--- CHALLENGE ---
Copy the lines from the one containing "504, 851, 526]" through the one containing "total-talent-chart: 0.0% 25.0%", including both of those lines.

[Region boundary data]
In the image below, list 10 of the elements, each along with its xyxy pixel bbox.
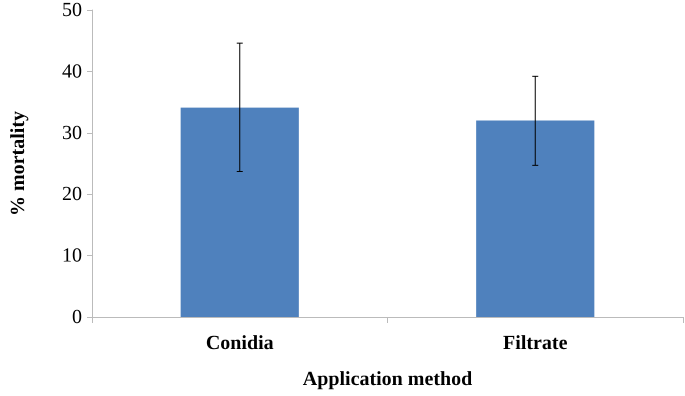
y-axis-title: % mortality — [7, 111, 29, 216]
y-tick-label: 20 — [62, 183, 82, 206]
y-tick-label: 30 — [62, 122, 82, 144]
x-tick-label: Filtrate — [503, 332, 568, 354]
x-tick-label: Conidia — [206, 332, 274, 354]
y-tick-label: 10 — [62, 244, 82, 267]
y-tick-label: 40 — [62, 60, 82, 82]
y-tick-label: 50 — [62, 0, 82, 21]
x-axis-title: Application method — [302, 368, 472, 390]
y-tick-label: 0 — [72, 306, 82, 328]
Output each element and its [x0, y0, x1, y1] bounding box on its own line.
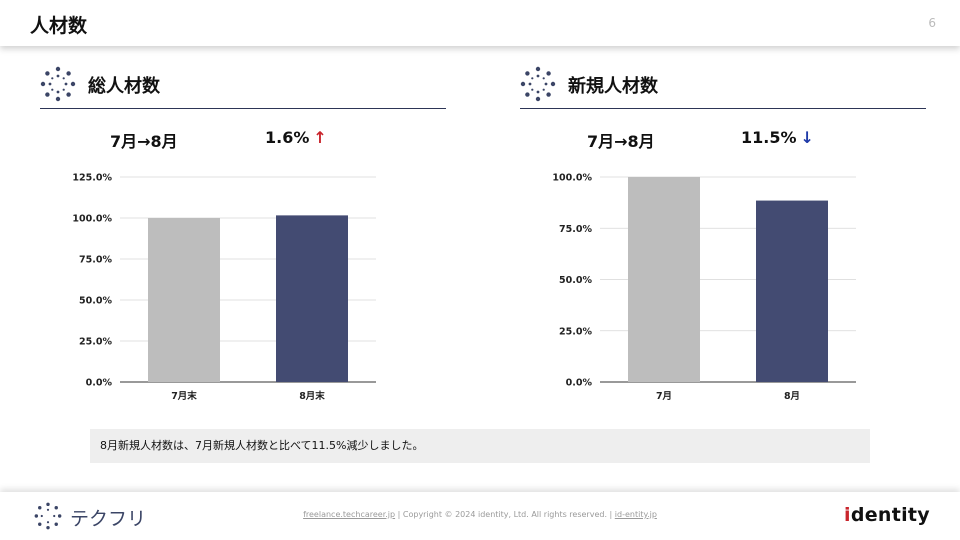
identity-logo-i: i	[843, 504, 851, 526]
identity-logo-rest: dentity	[850, 504, 930, 526]
dots-logo-icon	[520, 66, 556, 102]
x-tick-label: 7月	[656, 391, 672, 402]
arrow-down-icon: ↓	[800, 128, 814, 147]
y-tick-label: 0.0%	[86, 378, 113, 389]
y-tick-label: 25.0%	[79, 337, 112, 348]
x-tick-label: 7月末	[171, 390, 197, 402]
separator: |	[397, 510, 401, 519]
brand-logo[interactable]: テクフリ	[34, 502, 146, 530]
change-value: 11.5% ↓	[741, 128, 814, 147]
page-title: 人材数	[30, 15, 88, 37]
footer: テクフリ freelance.techcareer.jp | Copyright…	[0, 492, 960, 540]
bar-current	[276, 215, 348, 382]
dots-logo-icon	[40, 66, 76, 102]
y-tick-label: 50.0%	[559, 275, 592, 286]
y-tick-label: 125.0%	[72, 173, 112, 184]
y-tick-label: 50.0%	[79, 296, 112, 307]
header-bar: 人材数 6	[0, 0, 960, 46]
period-label: 7月→8月	[587, 132, 655, 151]
y-tick-label: 100.0%	[72, 214, 112, 225]
y-tick-label: 25.0%	[559, 326, 592, 337]
total-talent-chart: 0.0% 25.0% 50.0% 75.0% 100.0% 125.0% 7月末 8月末	[72, 173, 376, 402]
brand-name: テクフリ	[70, 508, 147, 530]
section-header: 新規人材数	[520, 62, 926, 109]
change-value: 1.6% ↑	[265, 128, 327, 147]
separator: |	[609, 510, 613, 519]
identity-logo[interactable]: identity	[844, 504, 930, 526]
section-title: 新規人材数	[568, 76, 658, 97]
techcareer-link[interactable]: freelance.techcareer.jp	[303, 510, 396, 519]
bar-previous	[148, 218, 220, 382]
new-talent-chart: 0.0% 25.0% 50.0% 75.0% 100.0% 7月 8月	[552, 173, 856, 402]
bar-previous	[628, 177, 700, 382]
change-percent: 1.6%	[265, 128, 310, 147]
copyright: Copyright © 2024 identity, Ltd. All righ…	[402, 510, 607, 519]
y-tick-label: 75.0%	[79, 255, 112, 266]
section-header: 総人材数	[40, 62, 446, 109]
y-tick-label: 100.0%	[552, 173, 592, 184]
techfree-logo-icon	[34, 502, 62, 530]
summary-note: 8月新規人材数は、7月新規人材数と比べて11.5%減少しました。	[90, 429, 870, 463]
period-label: 7月→8月	[110, 132, 178, 151]
identity-link[interactable]: id-entity.jp	[614, 510, 657, 519]
arrow-up-icon: ↑	[313, 128, 327, 147]
footer-text: freelance.techcareer.jp | Copyright © 20…	[0, 510, 960, 519]
change-percent: 11.5%	[741, 128, 797, 147]
section-title: 総人材数	[88, 76, 160, 97]
y-tick-label: 75.0%	[559, 224, 592, 235]
page-number: 6	[928, 16, 936, 30]
bar-current	[756, 200, 828, 382]
x-tick-label: 8月末	[299, 390, 325, 402]
total-talent-section: 総人材数 7月→8月 1.6% ↑	[40, 62, 446, 151]
x-tick-label: 8月	[784, 391, 800, 402]
new-talent-section: 新規人材数 7月→8月 11.5% ↓	[520, 62, 926, 151]
y-tick-label: 0.0%	[566, 378, 593, 389]
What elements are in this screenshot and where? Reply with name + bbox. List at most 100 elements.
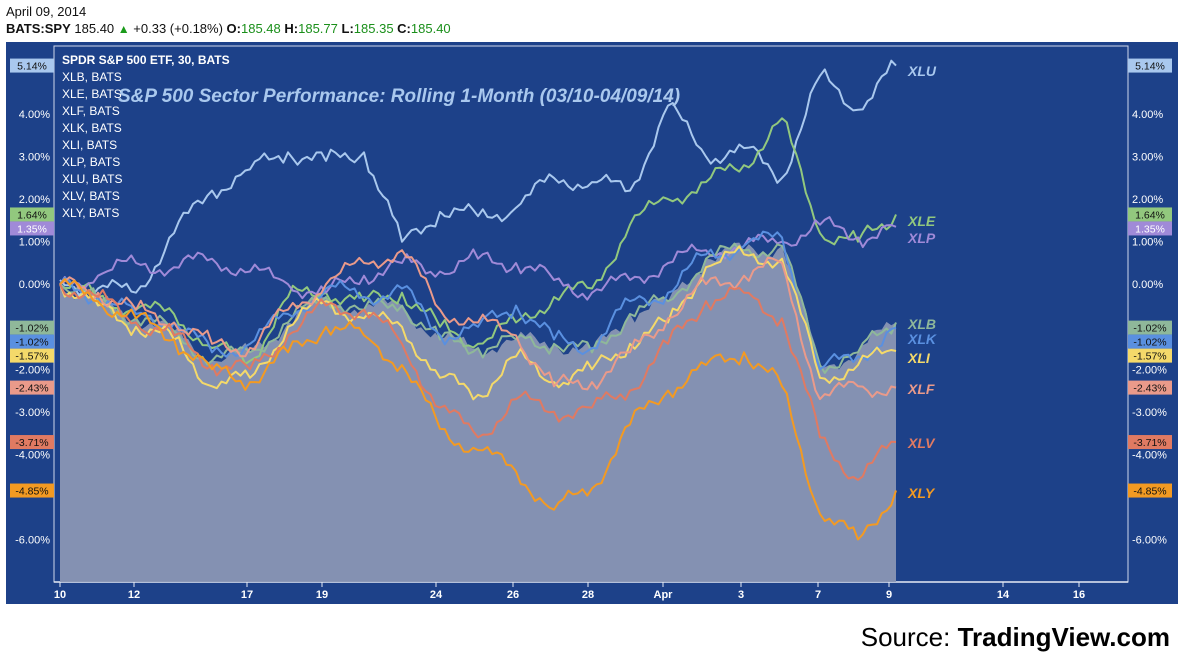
x-tick-label: 14 — [997, 589, 1010, 601]
series-line-xlu — [59, 59, 897, 297]
end-value-tag-right — [1128, 348, 1172, 363]
legend-item: XLK, BATS — [62, 121, 122, 135]
end-value-xlk-right: -1.02% — [1133, 337, 1166, 349]
price-change: +0.33 (+0.18%) — [133, 21, 223, 36]
end-value-tag-right — [1128, 207, 1172, 222]
end-value-xly-left: -4.85% — [15, 486, 48, 498]
end-value-xle-right: 1.64% — [1135, 209, 1165, 221]
x-tick-label: 24 — [430, 589, 443, 601]
y-tick-left: -2.00% — [15, 364, 50, 376]
end-value-tag-left — [10, 320, 54, 335]
series-label-xlb: XLB — [907, 316, 936, 332]
chart-date: April 09, 2014 — [6, 4, 87, 19]
series-label-xlp: XLP — [907, 230, 936, 246]
open-value: 185.48 — [241, 21, 281, 36]
x-tick-label: 26 — [507, 589, 519, 601]
x-tick-label: 3 — [738, 589, 744, 601]
series-line-xlf — [59, 249, 897, 401]
end-value-xly-right: -4.85% — [1133, 486, 1166, 498]
x-tick-label: 16 — [1073, 589, 1085, 601]
series-line-xlv — [59, 283, 897, 481]
x-tick-label: 19 — [316, 589, 328, 601]
symbol-label: BATS:SPY — [6, 21, 71, 36]
legend-item: XLU, BATS — [62, 172, 122, 186]
legend: XLB, BATS XLE, BATS XLF, BATS XLK, BATS XLI,… — [62, 70, 122, 220]
end-value-tag-right — [1128, 320, 1172, 335]
y-tick-left: 0.00% — [19, 279, 50, 291]
end-value-tag-left — [10, 435, 54, 450]
end-value-xlb-right: -1.02% — [1133, 323, 1166, 335]
series-line-xle — [59, 117, 897, 365]
end-value-tag-left — [10, 483, 54, 498]
y-tick-right: 4.00% — [1132, 109, 1163, 121]
x-tick-label: 9 — [886, 589, 892, 601]
legend-item: XLF, BATS — [62, 104, 120, 118]
series-line-xlk — [59, 230, 897, 371]
y-tick-right: -2.00% — [1132, 364, 1167, 376]
series-label-xlv: XLV — [907, 435, 936, 451]
end-value-xlv-left: -3.71% — [15, 437, 48, 449]
series-label-xly: XLY — [907, 485, 936, 501]
series-label-xle: XLE — [907, 213, 936, 229]
end-value-tag-left — [10, 334, 54, 349]
y-tick-right: -3.00% — [1132, 407, 1167, 419]
end-value-xle-left: 1.64% — [17, 209, 47, 221]
up-arrow-icon: ▲ — [117, 22, 130, 36]
end-value-xlb-left: -1.02% — [15, 323, 48, 335]
end-value-xlp-right: 1.35% — [1135, 223, 1165, 235]
end-value-xlu-left: 5.14% — [17, 61, 47, 73]
end-value-tag-right — [1128, 58, 1172, 73]
end-value-tag-right — [1128, 483, 1172, 498]
end-value-xlv-right: -3.71% — [1133, 437, 1166, 449]
source-prefix: Source: — [860, 622, 951, 652]
end-value-xlf-right: -2.43% — [1133, 383, 1166, 395]
y-tick-right: -4.00% — [1132, 449, 1167, 461]
x-tick-label: Apr — [654, 589, 674, 601]
y-tick-left: 1.00% — [19, 237, 50, 249]
high-label: H: — [284, 21, 299, 36]
chart-title: S&P 500 Sector Performance: Rolling 1-Mo… — [118, 86, 680, 107]
end-value-tag-left — [10, 207, 54, 222]
series-label-xlf: XLF — [907, 381, 935, 397]
y-tick-right: 2.00% — [1132, 194, 1163, 206]
open-label: O: — [226, 21, 241, 36]
y-tick-right: 0.00% — [1132, 279, 1163, 291]
performance-chart[interactable]: 4.00% 4.00% 3.00% 3.00% 2.00% 2.00% 1.00% 1.00%… — [6, 42, 1178, 604]
high-value: 185.77 — [298, 21, 338, 36]
series-label-xlu: XLU — [907, 63, 937, 79]
end-value-tag-left — [10, 348, 54, 363]
y-tick-right: 3.00% — [1132, 152, 1163, 164]
x-tick-label: 12 — [128, 589, 140, 601]
series-line-xly — [59, 278, 897, 541]
end-value-xlf-left: -2.43% — [15, 383, 48, 395]
legend-item: XLY, BATS — [62, 206, 119, 220]
series-label-xlk: XLK — [907, 331, 937, 347]
legend-item: XLI, BATS — [62, 138, 117, 152]
legend-item: XLB, BATS — [62, 70, 122, 84]
x-tick-label: 7 — [815, 589, 821, 601]
low-value: 185.35 — [353, 21, 394, 36]
source-name: TradingView.com — [957, 622, 1170, 652]
end-value-tag-left — [10, 221, 54, 236]
y-tick-left: 2.00% — [19, 194, 50, 206]
legend-item: XLE, BATS — [62, 87, 122, 101]
series-label-xli: XLI — [907, 350, 931, 366]
close-value: 185.40 — [410, 21, 451, 36]
x-tick-label: 17 — [241, 589, 253, 601]
end-value-xli-right: -1.57% — [1133, 351, 1166, 363]
end-value-tag-left — [10, 58, 54, 73]
y-tick-right: -6.00% — [1132, 534, 1167, 546]
end-value-xlp-left: 1.35% — [17, 223, 47, 235]
x-tick-label: 10 — [54, 589, 66, 601]
close-label: C: — [397, 21, 411, 36]
end-value-tag-right — [1128, 435, 1172, 450]
spy-area — [60, 242, 896, 582]
instrument-label: SPDR S&P 500 ETF, 30, BATS — [62, 53, 230, 67]
y-tick-left: 3.00% — [19, 152, 50, 164]
series-line-xli — [59, 245, 897, 401]
y-tick-right: 1.00% — [1132, 237, 1163, 249]
x-tick-label: 28 — [582, 589, 594, 601]
end-value-xli-left: -1.57% — [15, 351, 48, 363]
end-value-tag-left — [10, 380, 54, 395]
y-tick-left: -6.00% — [15, 534, 50, 546]
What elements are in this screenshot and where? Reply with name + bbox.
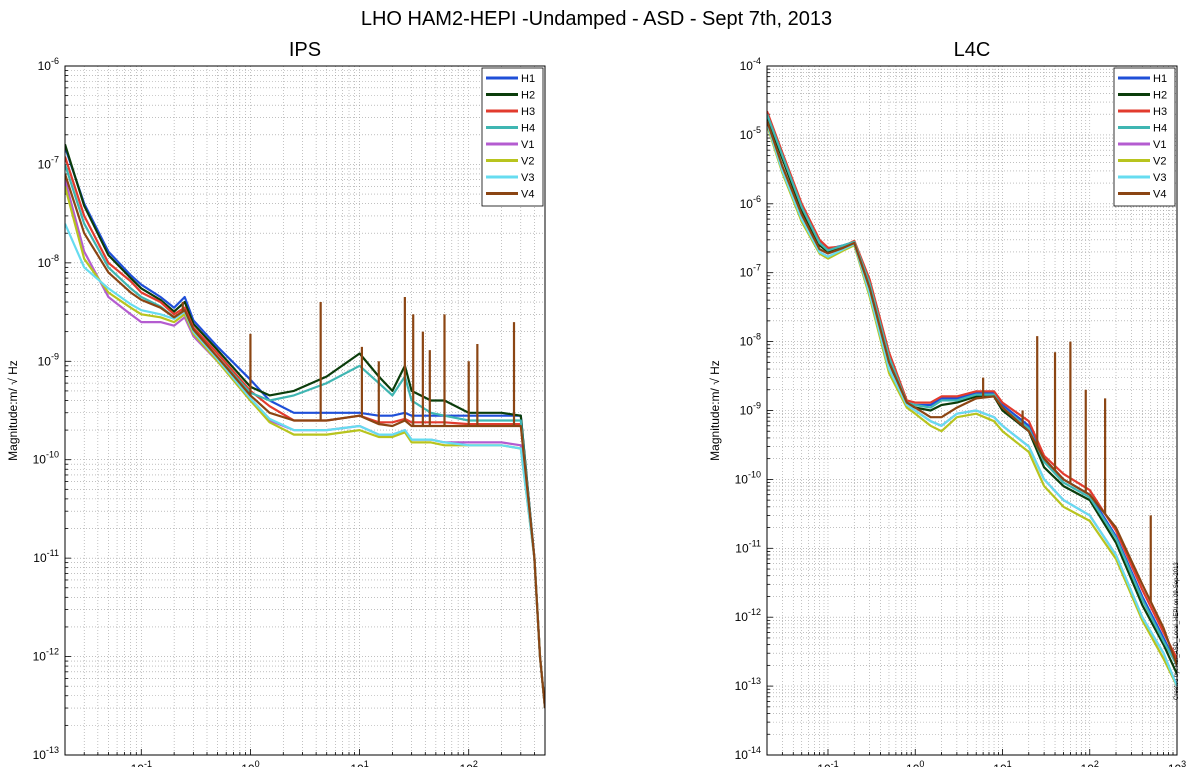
plot-frame [766,65,1178,756]
legend-label-v3: V3 [521,172,534,184]
y-tick-label: 10-8 [38,253,59,270]
y-tick-label: 10-10 [735,469,761,486]
y-tick-label: 10-14 [735,745,761,762]
y-tick-label: 10-6 [38,56,59,73]
series-line-v1 [767,122,1177,687]
y-tick-label: 10-11 [735,538,761,555]
series-line-h1 [65,146,545,709]
x-tick-label: 100 [241,759,259,767]
legend: H1 H2 H3 H4 V1 V2 V3 V4 [481,67,544,207]
figure-title: LHO HAM2-HEPI -Undamped - ASD - Sept 7th… [360,8,833,30]
legend: H1 H2 H3 H4 V1 V2 V3 V4 [1113,67,1176,207]
legend-label-h2: H2 [521,90,535,102]
legend-label-h3: H3 [1153,106,1167,118]
series-line-h2 [65,143,545,709]
legend-label-h4: H4 [1153,123,1167,135]
plot-ips: IPS 10-1 100 101 102 10-6 10-7 10-8 10-9 10-10 10-… [6,39,546,767]
series-line-h4 [65,164,545,709]
legend-label-v3: V3 [1153,172,1166,184]
x-tick-label: 103 [1168,759,1186,767]
legend-label-h4: H4 [521,123,535,135]
y-tick-label: 10-7 [740,263,761,280]
y-tick-label: 10-8 [740,332,761,349]
legend-label-h1: H1 [521,73,535,85]
y-tick-label: 10-4 [740,56,761,73]
series-line-h2 [767,116,1177,675]
y-tick-label: 10-13 [735,676,761,693]
series-line-h3 [767,110,1177,660]
legend-label-h1: H1 [1153,73,1167,85]
x-tick-label: 101 [350,759,368,767]
legend-label-v1: V1 [1153,139,1166,151]
legend-label-v2: V2 [521,156,534,168]
y-tick-label: 10-11 [33,548,59,565]
plot-title: L4C [954,39,991,61]
series-line-v4 [767,120,1177,666]
y-tick-label: 10-5 [740,125,761,142]
legend-box [481,67,544,207]
x-tick-label: 100 [906,759,924,767]
y-axis-label: Magnitude:m/ √ Hz [708,360,722,461]
y-tick-label: 10-10 [33,450,59,467]
series-line-h4 [767,113,1177,666]
y-tick-label: 10-9 [38,351,59,368]
data-layer [767,110,1177,687]
series-line-v4 [65,173,545,709]
series-line-v2 [65,186,545,709]
data-layer [65,143,545,709]
plot-title: IPS [289,39,321,61]
legend-box [1113,67,1176,207]
series-line-v2 [767,124,1177,687]
series-line-v1 [65,179,545,709]
series-line-h3 [65,156,545,709]
plot-l4c: L4C 10-1 100 101 102 103 10-4 10-5 10-6 10-7 10-8 1… [708,39,1186,767]
legend-label-v4: V4 [521,189,534,201]
y-tick-label: 10-6 [740,194,761,211]
legend-label-v4: V4 [1153,189,1166,201]
x-tick-label: 102 [1081,759,1099,767]
legend-label-h3: H3 [521,106,535,118]
plot-frame [64,65,546,756]
x-tick-label: 101 [993,759,1011,767]
y-tick-label: 10-9 [740,401,761,418]
y-axis-label: Magnitude:m/ √ Hz [6,360,20,461]
legend-label-v2: V2 [1153,156,1166,168]
series-line-v3 [65,223,545,709]
legend-label-v1: V1 [521,139,534,151]
legend-label-h2: H2 [1153,90,1167,102]
y-tick-label: 10-7 [38,154,59,171]
x-tick-label: 10-1 [131,759,152,767]
x-tick-label: 102 [460,759,478,767]
y-tick-label: 10-12 [33,647,59,664]
x-tick-label: 10-1 [817,759,838,767]
y-tick-label: 10-13 [33,745,59,762]
y-tick-label: 10-12 [735,607,761,624]
series-line-v3 [767,122,1177,687]
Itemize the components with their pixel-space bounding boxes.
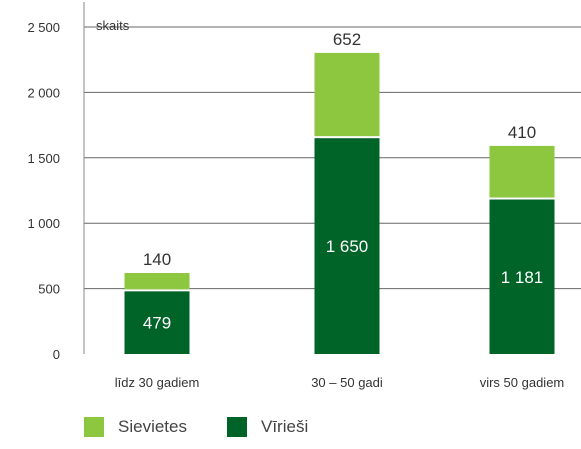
legend-swatch-viriesi <box>226 417 247 437</box>
legend-swatch-sievietes <box>84 417 104 437</box>
legend-item-sievietes: Sievietes <box>84 417 187 437</box>
bar-sievietes-1 <box>314 52 380 137</box>
legend: Sievietes Vīrieši <box>84 417 308 437</box>
value-label-viriesi-0: 479 <box>143 314 171 333</box>
value-label-sievietes-1: 652 <box>333 30 361 49</box>
y-tick-label: 1 500 <box>27 151 60 166</box>
bar-viriesi-0 <box>124 291 190 354</box>
bar-sievietes-2 <box>489 145 555 198</box>
value-label-sievietes-0: 140 <box>143 250 171 269</box>
y-tick-label: 1 000 <box>27 216 60 231</box>
y-tick-label: 2 500 <box>27 20 60 35</box>
x-tick-label: līdz 30 gadiem <box>115 375 200 390</box>
legend-label-viriesi: Vīrieši <box>260 417 309 436</box>
legend-label-sievietes: Sievietes <box>118 417 187 436</box>
y-axis-ticks: 0 500 1 000 1 500 2 000 2 500 <box>27 20 60 362</box>
y-axis-unit-label: skaits <box>96 18 130 33</box>
x-axis-labels: līdz 30 gadiem 30 – 50 gadi virs 50 gadiem <box>115 375 565 390</box>
bar-sievietes-0 <box>124 273 190 290</box>
value-label-sievietes-2: 410 <box>508 123 536 142</box>
bar-viriesi-1 <box>314 138 380 354</box>
value-label-viriesi-1: 1 650 <box>326 237 369 256</box>
y-tick-label: 2 000 <box>27 85 60 100</box>
x-tick-label: virs 50 gadiem <box>480 375 565 390</box>
y-tick-label: 0 <box>53 347 60 362</box>
value-label-viriesi-2: 1 181 <box>501 268 544 287</box>
x-tick-label: 30 – 50 gadi <box>311 375 383 390</box>
bar-viriesi-2 <box>489 199 555 354</box>
bars: 479 140 1 650 652 1 181 410 <box>124 30 555 354</box>
legend-item-viriesi: Vīrieši <box>226 417 309 437</box>
y-tick-label: 500 <box>38 282 60 297</box>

--- WRITTEN ANSWER ---
identity-logo-i: i	[843, 504, 851, 526]
identity-logo-rest: dentity	[850, 504, 930, 526]
dots-logo-icon	[520, 66, 556, 102]
x-tick-label: 7月	[656, 391, 672, 402]
arrow-down-icon: ↓	[800, 128, 814, 147]
y-tick-label: 0.0%	[86, 378, 113, 389]
y-tick-label: 25.0%	[79, 337, 112, 348]
x-tick-label: 7月末	[171, 390, 197, 402]
separator: |	[397, 510, 401, 519]
brand-logo[interactable]: テクフリ	[34, 502, 146, 530]
change-value: 11.5% ↓	[741, 128, 814, 147]
page-title: 人材数	[30, 15, 88, 37]
footer: テクフリ freelance.techcareer.jp | Copyright…	[0, 492, 960, 540]
bar-current	[276, 215, 348, 382]
dots-logo-icon	[40, 66, 76, 102]
y-tick-label: 50.0%	[559, 275, 592, 286]
y-tick-label: 125.0%	[72, 173, 112, 184]
y-tick-label: 50.0%	[79, 296, 112, 307]
header-bar: 人材数 6	[0, 0, 960, 46]
period-label: 7月→8月	[587, 132, 655, 151]
y-tick-label: 100.0%	[72, 214, 112, 225]
y-tick-label: 25.0%	[559, 326, 592, 337]
total-talent-chart: 0.0% 25.0% 50.0% 75.0% 100.0% 125.0% 7月末 8月末	[72, 173, 376, 402]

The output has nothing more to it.